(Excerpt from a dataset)
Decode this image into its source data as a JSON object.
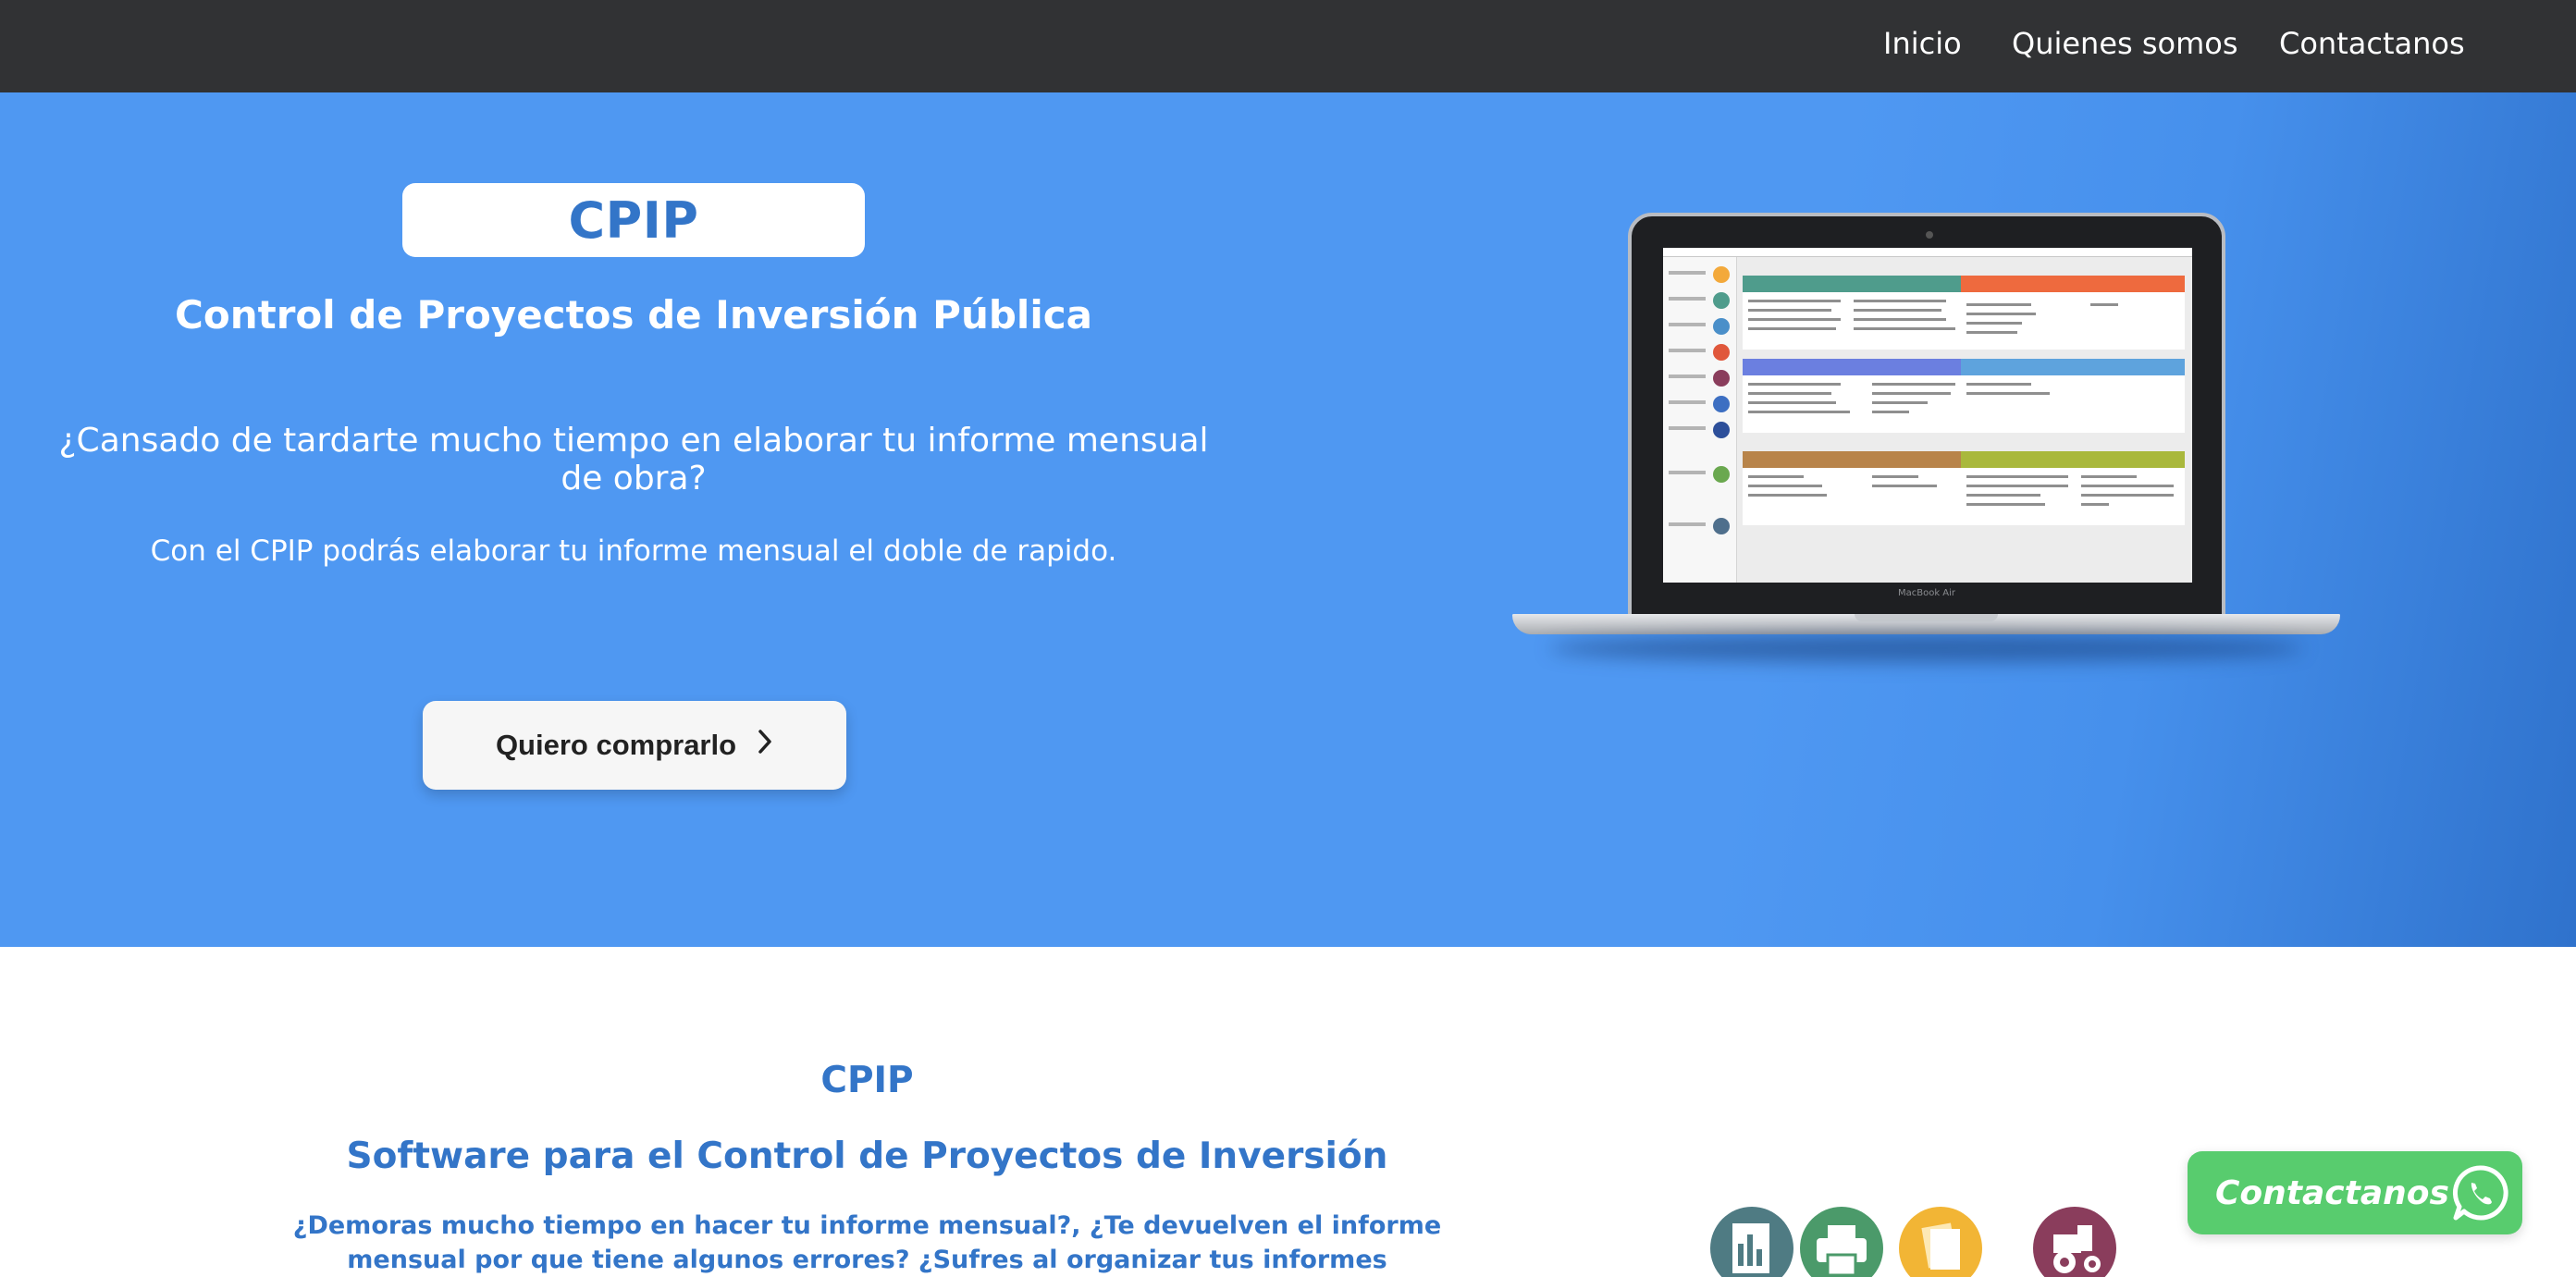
{
  "nav": {
    "items": [
      {
        "label": "Inicio"
      },
      {
        "label": "Quienes somos"
      },
      {
        "label": "Contactanos"
      }
    ]
  },
  "hero": {
    "brand": "CPIP",
    "title": "Control de Proyectos de Inversión Pública",
    "question": "¿Cansado de tardarte mucho tiempo en elaborar tu informe mensual de obra?",
    "subtitle": "Con el CPIP podrás elaborar tu informe mensual el doble de rapido.",
    "cta_label": "Quiero comprarlo",
    "laptop_brand": "MacBook Air"
  },
  "section2": {
    "brand": "CPIP",
    "title": "Software para el Control de Proyectos de Inversión",
    "body": "¿Demoras mucho tiempo en hacer tu informe mensual?, ¿Te devuelven el informe mensual por que tiene algunos errores? ¿Sufres al organizar tus informes mensuales para"
  },
  "features": {
    "icons": [
      "chart-document-icon",
      "printer-icon",
      "documents-icon",
      "tractor-icon"
    ]
  },
  "whatsapp": {
    "label": "Contactanos"
  },
  "colors": {
    "nav_bg": "#313234",
    "hero_bg": "#4f98f2",
    "brand_blue": "#3375c8",
    "whatsapp_green": "#58cc6e"
  }
}
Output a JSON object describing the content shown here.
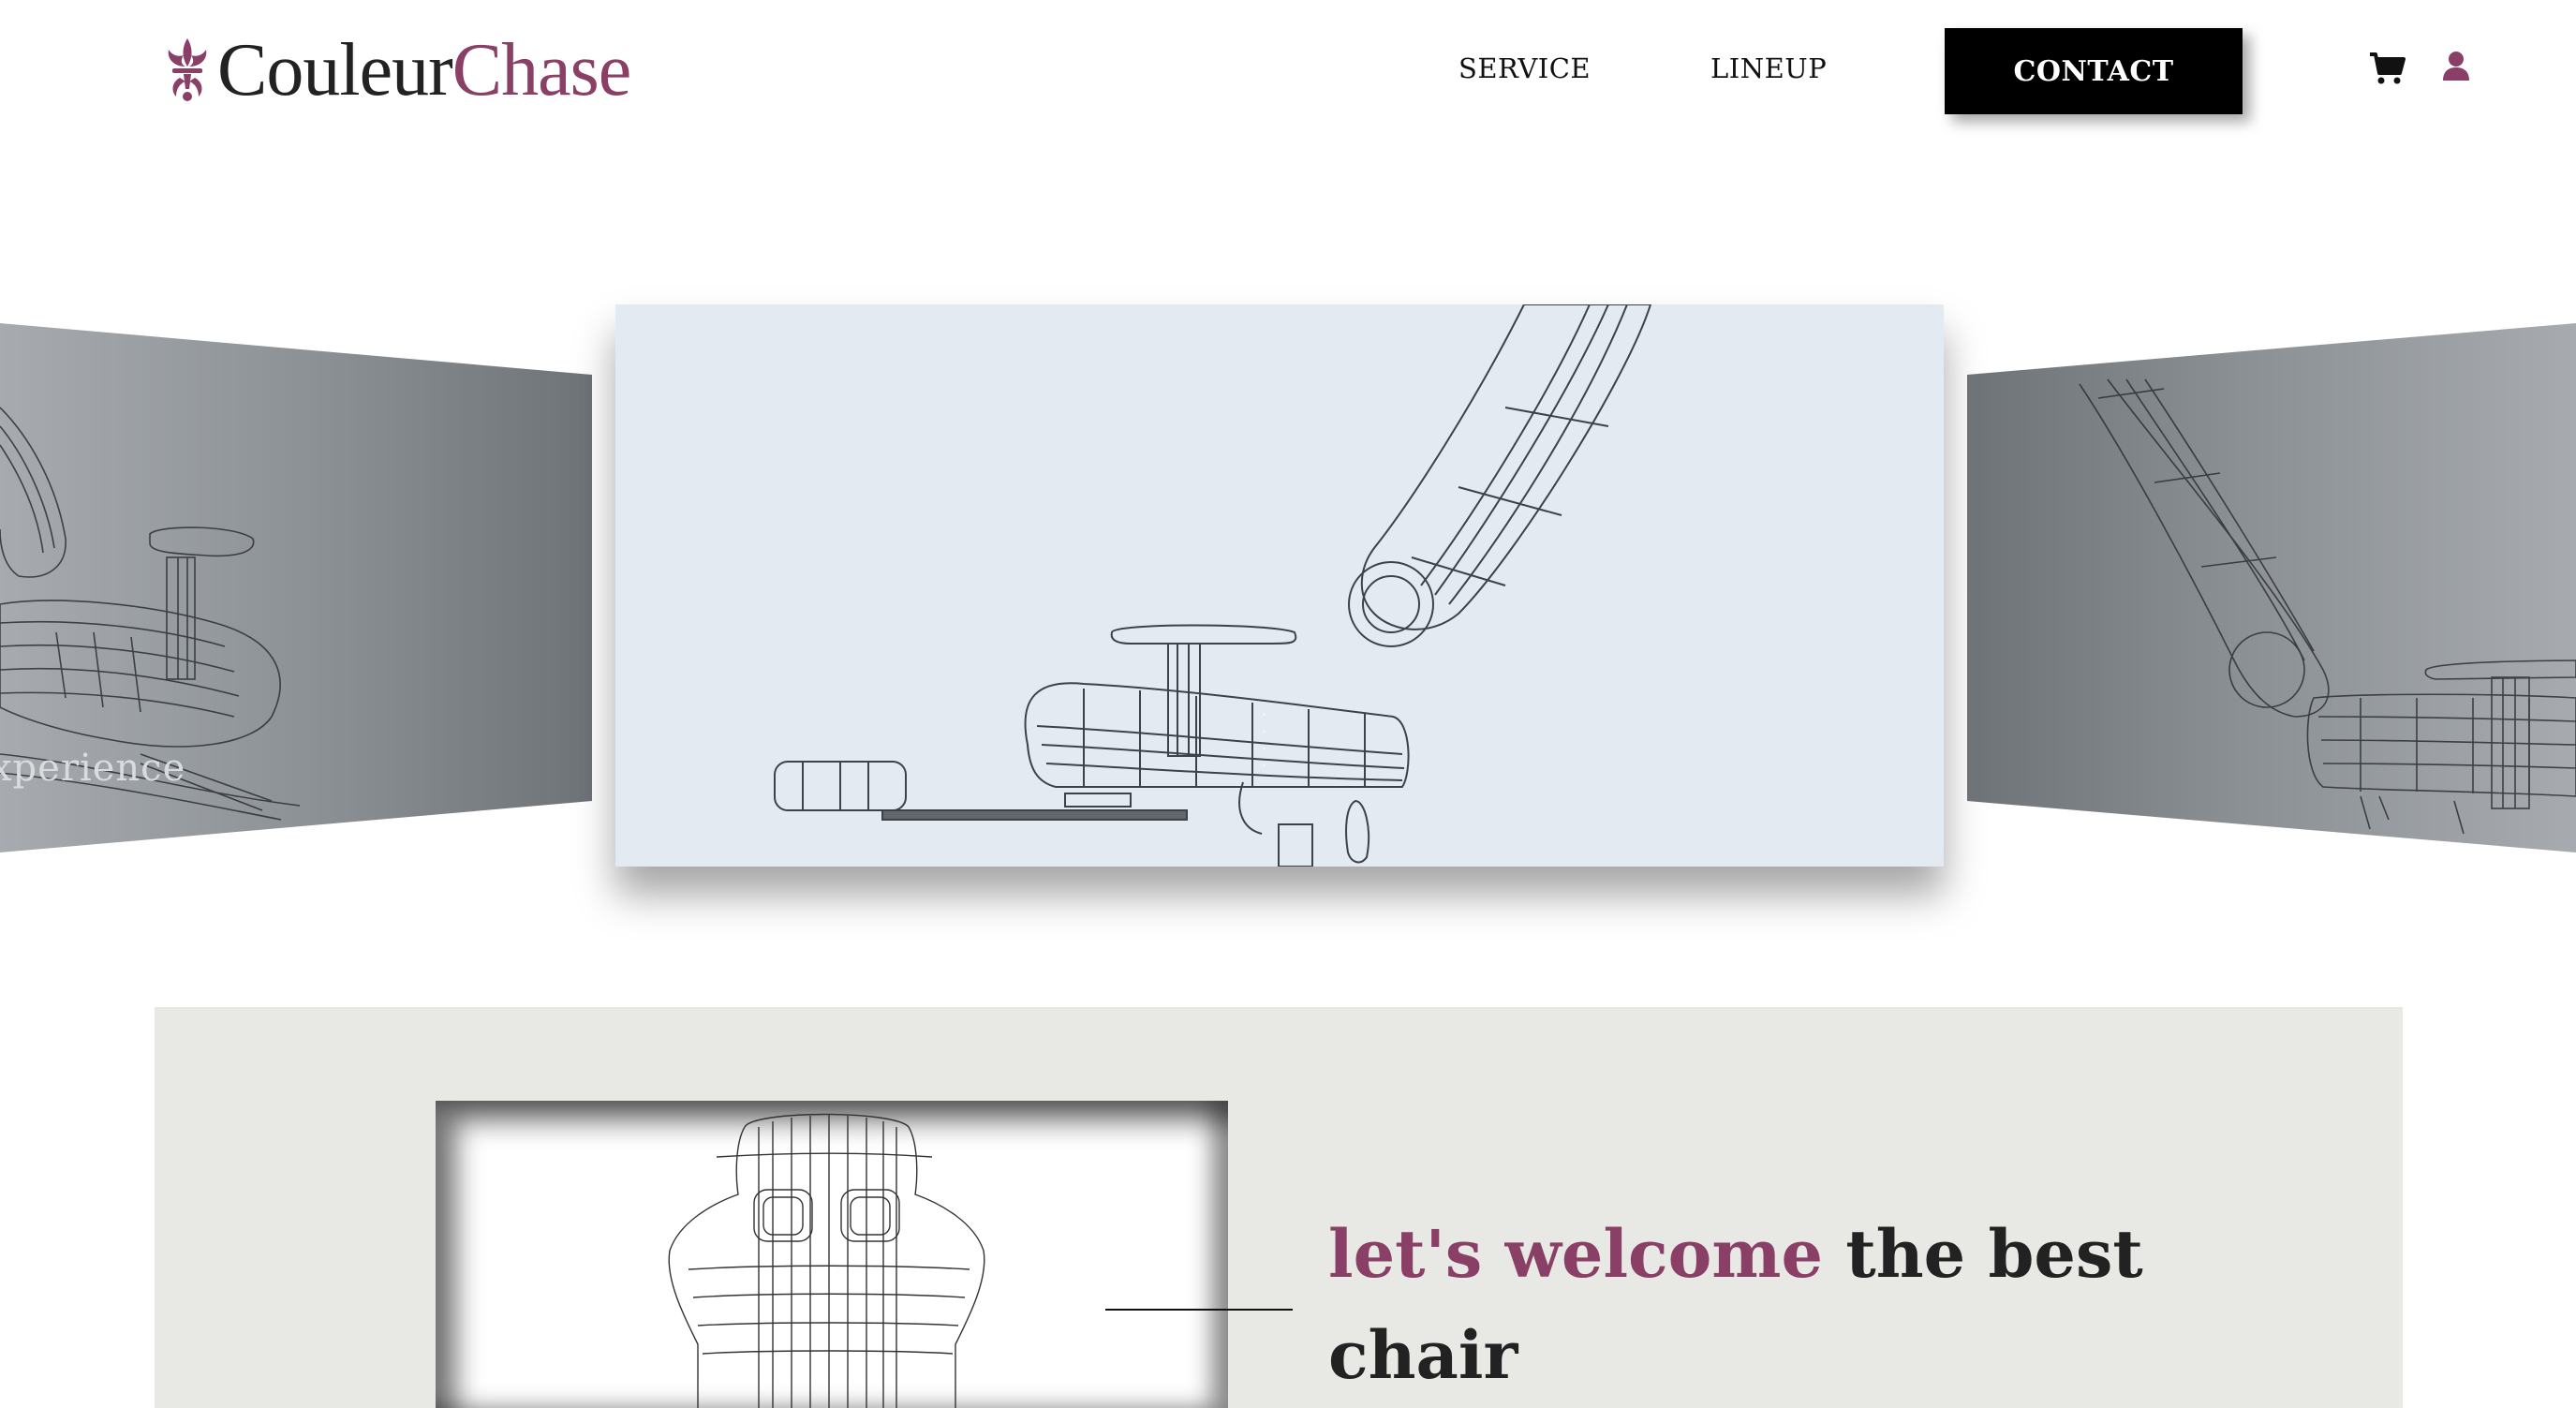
{
  "brand": {
    "name_part1": "Couleur",
    "name_part2": "Chase",
    "accent_color": "#8a3f66"
  },
  "nav": {
    "service": "SERVICE",
    "lineup": "LINEUP",
    "contact": "CONTACT",
    "cart_icon": "cart-icon",
    "user_icon": "user-icon"
  },
  "carousel": {
    "left_caption": "xperience",
    "slides": [
      "side-view-chair-left",
      "side-view-chair-center",
      "side-view-chair-right"
    ]
  },
  "welcome": {
    "headline_accent": "let's welcome",
    "headline_rest": " the best chair",
    "background": "#e8e8e5"
  }
}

# [STATED PROBLEM]
Quote each record exactly as it stands, minus the pictures.

# [FINISHED EXERCISE]
Decode this image into its source data as a JSON object.
{
  "nav": {
    "items": [
      {
        "label": "Inicio"
      },
      {
        "label": "Quienes somos"
      },
      {
        "label": "Contactanos"
      }
    ]
  },
  "hero": {
    "brand": "CPIP",
    "title": "Control de Proyectos de Inversión Pública",
    "question": "¿Cansado de tardarte mucho tiempo en elaborar tu informe mensual de obra?",
    "subtitle": "Con el CPIP podrás elaborar tu informe mensual el doble de rapido.",
    "cta_label": "Quiero comprarlo",
    "laptop_brand": "MacBook Air"
  },
  "section2": {
    "brand": "CPIP",
    "title": "Software para el Control de Proyectos de Inversión",
    "body": "¿Demoras mucho tiempo en hacer tu informe mensual?, ¿Te devuelven el informe mensual por que tiene algunos errores? ¿Sufres al organizar tus informes mensuales para"
  },
  "features": {
    "icons": [
      "chart-document-icon",
      "printer-icon",
      "documents-icon",
      "tractor-icon"
    ]
  },
  "whatsapp": {
    "label": "Contactanos"
  },
  "colors": {
    "nav_bg": "#313234",
    "hero_bg": "#4f98f2",
    "brand_blue": "#3375c8",
    "whatsapp_green": "#58cc6e"
  }
}
Output a JSON object describing the content shown here.
{
  "brand": {
    "name_part1": "Couleur",
    "name_part2": "Chase",
    "accent_color": "#8a3f66"
  },
  "nav": {
    "service": "SERVICE",
    "lineup": "LINEUP",
    "contact": "CONTACT",
    "cart_icon": "cart-icon",
    "user_icon": "user-icon"
  },
  "carousel": {
    "left_caption": "xperience",
    "slides": [
      "side-view-chair-left",
      "side-view-chair-center",
      "side-view-chair-right"
    ]
  },
  "welcome": {
    "headline_accent": "let's welcome",
    "headline_rest": " the best chair",
    "background": "#e8e8e5"
  }
}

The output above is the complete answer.